===== Records provided =====
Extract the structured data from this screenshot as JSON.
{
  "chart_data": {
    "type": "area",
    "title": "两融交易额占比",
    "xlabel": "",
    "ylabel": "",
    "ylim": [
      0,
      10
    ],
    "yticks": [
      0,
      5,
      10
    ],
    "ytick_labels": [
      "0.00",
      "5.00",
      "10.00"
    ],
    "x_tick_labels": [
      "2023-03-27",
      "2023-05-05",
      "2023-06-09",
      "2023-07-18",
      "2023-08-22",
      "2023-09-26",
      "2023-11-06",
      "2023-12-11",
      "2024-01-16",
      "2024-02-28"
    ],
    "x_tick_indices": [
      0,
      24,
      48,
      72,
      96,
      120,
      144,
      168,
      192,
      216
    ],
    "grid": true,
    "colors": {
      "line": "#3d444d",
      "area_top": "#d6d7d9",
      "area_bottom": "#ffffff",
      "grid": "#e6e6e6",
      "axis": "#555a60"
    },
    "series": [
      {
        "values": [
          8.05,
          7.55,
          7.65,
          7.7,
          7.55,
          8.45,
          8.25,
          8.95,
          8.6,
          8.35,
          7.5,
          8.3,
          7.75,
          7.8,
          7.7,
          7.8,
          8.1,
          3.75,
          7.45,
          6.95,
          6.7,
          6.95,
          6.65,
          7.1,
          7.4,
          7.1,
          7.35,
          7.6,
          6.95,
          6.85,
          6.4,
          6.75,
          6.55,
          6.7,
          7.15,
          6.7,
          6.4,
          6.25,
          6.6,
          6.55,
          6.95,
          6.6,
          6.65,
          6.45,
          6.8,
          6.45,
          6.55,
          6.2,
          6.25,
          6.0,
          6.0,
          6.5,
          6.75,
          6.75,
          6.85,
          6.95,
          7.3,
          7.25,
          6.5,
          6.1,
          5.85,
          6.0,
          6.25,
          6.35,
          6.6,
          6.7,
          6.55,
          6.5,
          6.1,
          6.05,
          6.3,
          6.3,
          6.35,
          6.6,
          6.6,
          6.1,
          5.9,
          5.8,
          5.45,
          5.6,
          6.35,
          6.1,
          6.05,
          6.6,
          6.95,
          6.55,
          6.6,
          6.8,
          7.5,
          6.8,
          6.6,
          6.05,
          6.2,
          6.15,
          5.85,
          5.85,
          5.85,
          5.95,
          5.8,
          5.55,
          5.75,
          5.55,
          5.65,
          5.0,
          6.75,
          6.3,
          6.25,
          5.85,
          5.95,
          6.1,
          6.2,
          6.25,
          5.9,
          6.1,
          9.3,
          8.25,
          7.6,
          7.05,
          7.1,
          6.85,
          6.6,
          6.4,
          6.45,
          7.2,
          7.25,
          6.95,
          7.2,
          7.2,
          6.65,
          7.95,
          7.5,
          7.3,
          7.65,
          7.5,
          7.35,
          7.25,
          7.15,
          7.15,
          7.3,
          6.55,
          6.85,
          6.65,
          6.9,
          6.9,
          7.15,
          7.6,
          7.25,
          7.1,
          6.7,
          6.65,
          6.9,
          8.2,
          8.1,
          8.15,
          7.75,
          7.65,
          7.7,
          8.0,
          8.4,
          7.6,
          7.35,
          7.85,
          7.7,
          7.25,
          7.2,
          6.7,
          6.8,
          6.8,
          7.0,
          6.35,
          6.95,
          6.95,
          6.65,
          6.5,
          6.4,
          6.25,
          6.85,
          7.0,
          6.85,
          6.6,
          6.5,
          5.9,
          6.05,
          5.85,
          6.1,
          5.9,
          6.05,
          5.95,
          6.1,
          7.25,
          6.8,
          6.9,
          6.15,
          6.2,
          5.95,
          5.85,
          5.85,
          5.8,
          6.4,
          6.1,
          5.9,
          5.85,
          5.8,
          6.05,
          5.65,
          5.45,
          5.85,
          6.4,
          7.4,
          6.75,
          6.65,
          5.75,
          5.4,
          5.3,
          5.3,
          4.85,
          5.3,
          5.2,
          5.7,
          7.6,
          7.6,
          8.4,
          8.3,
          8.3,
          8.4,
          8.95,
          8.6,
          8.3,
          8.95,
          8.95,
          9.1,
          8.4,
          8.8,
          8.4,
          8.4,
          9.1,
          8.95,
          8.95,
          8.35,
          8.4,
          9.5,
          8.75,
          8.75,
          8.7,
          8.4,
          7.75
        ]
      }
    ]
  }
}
=====
Aim of the exercise:
All of the material must be reproduced exactly.

Exercise result:
Extract the structured data from this screenshot as JSON.
{
  "chart_data": {
    "type": "area",
    "title": "两融交易额占比",
    "xlabel": "",
    "ylabel": "",
    "ylim": [
      0,
      10
    ],
    "yticks": [
      0,
      5,
      10
    ],
    "ytick_labels": [
      "0.00",
      "5.00",
      "10.00"
    ],
    "x_tick_labels": [
      "2023-03-27",
      "2023-05-05",
      "2023-06-09",
      "2023-07-18",
      "2023-08-22",
      "2023-09-26",
      "2023-11-06",
      "2023-12-11",
      "2024-01-16",
      "2024-02-28"
    ],
    "x_tick_indices": [
      0,
      24,
      48,
      72,
      96,
      120,
      144,
      168,
      192,
      216
    ],
    "grid": true,
    "colors": {
      "line": "#3d444d",
      "area_top": "#d6d7d9",
      "area_bottom": "#ffffff",
      "grid": "#e6e6e6",
      "axis": "#555a60"
    },
    "series": [
      {
        "values": [
          8.05,
          7.55,
          7.65,
          7.7,
          7.55,
          8.45,
          8.25,
          8.95,
          8.6,
          8.35,
          7.5,
          8.3,
          7.75,
          7.8,
          7.7,
          7.8,
          8.1,
          3.75,
          7.45,
          6.95,
          6.7,
          6.95,
          6.65,
          7.1,
          7.4,
          7.1,
          7.35,
          7.6,
          6.95,
          6.85,
          6.4,
          6.75,
          6.55,
          6.7,
          7.15,
          6.7,
          6.4,
          6.25,
          6.6,
          6.55,
          6.95,
          6.6,
          6.65,
          6.45,
          6.8,
          6.45,
          6.55,
          6.2,
          6.25,
          6.0,
          6.0,
          6.5,
          6.75,
          6.75,
          6.85,
          6.95,
          7.3,
          7.25,
          6.5,
          6.1,
          5.85,
          6.0,
          6.25,
          6.35,
          6.6,
          6.7,
          6.55,
          6.5,
          6.1,
          6.05,
          6.3,
          6.3,
          6.35,
          6.6,
          6.6,
          6.1,
          5.9,
          5.8,
          5.45,
          5.6,
          6.35,
          6.1,
          6.05,
          6.6,
          6.95,
          6.55,
          6.6,
          6.8,
          7.5,
          6.8,
          6.6,
          6.05,
          6.2,
          6.15,
          5.85,
          5.85,
          5.85,
          5.95,
          5.8,
          5.55,
          5.75,
          5.55,
          5.65,
          5.0,
          6.75,
          6.3,
          6.25,
          5.85,
          5.95,
          6.1,
          6.2,
          6.25,
          5.9,
          6.1,
          9.3,
          8.25,
          7.6,
          7.05,
          7.1,
          6.85,
          6.6,
          6.4,
          6.45,
          7.2,
          7.25,
          6.95,
          7.2,
          7.2,
          6.65,
          7.95,
          7.5,
          7.3,
          7.65,
          7.5,
          7.35,
          7.25,
          7.15,
          7.15,
          7.3,
          6.55,
          6.85,
          6.65,
          6.9,
          6.9,
          7.15,
          7.6,
          7.25,
          7.1,
          6.7,
          6.65,
          6.9,
          8.2,
          8.1,
          8.15,
          7.75,
          7.65,
          7.7,
          8.0,
          8.4,
          7.6,
          7.35,
          7.85,
          7.7,
          7.25,
          7.2,
          6.7,
          6.8,
          6.8,
          7.0,
          6.35,
          6.95,
          6.95,
          6.65,
          6.5,
          6.4,
          6.25,
          6.85,
          7.0,
          6.85,
          6.6,
          6.5,
          5.9,
          6.05,
          5.85,
          6.1,
          5.9,
          6.05,
          5.95,
          6.1,
          7.25,
          6.8,
          6.9,
          6.15,
          6.2,
          5.95,
          5.85,
          5.85,
          5.8,
          6.4,
          6.1,
          5.9,
          5.85,
          5.8,
          6.05,
          5.65,
          5.45,
          5.85,
          6.4,
          7.4,
          6.75,
          6.65,
          5.75,
          5.4,
          5.3,
          5.3,
          4.85,
          5.3,
          5.2,
          5.7,
          7.6,
          7.6,
          8.4,
          8.3,
          8.3,
          8.4,
          8.95,
          8.6,
          8.3,
          8.95,
          8.95,
          9.1,
          8.4,
          8.8,
          8.4,
          8.4,
          9.1,
          8.95,
          8.95,
          8.35,
          8.4,
          9.5,
          8.75,
          8.75,
          8.7,
          8.4,
          7.75
        ]
      }
    ]
  }
}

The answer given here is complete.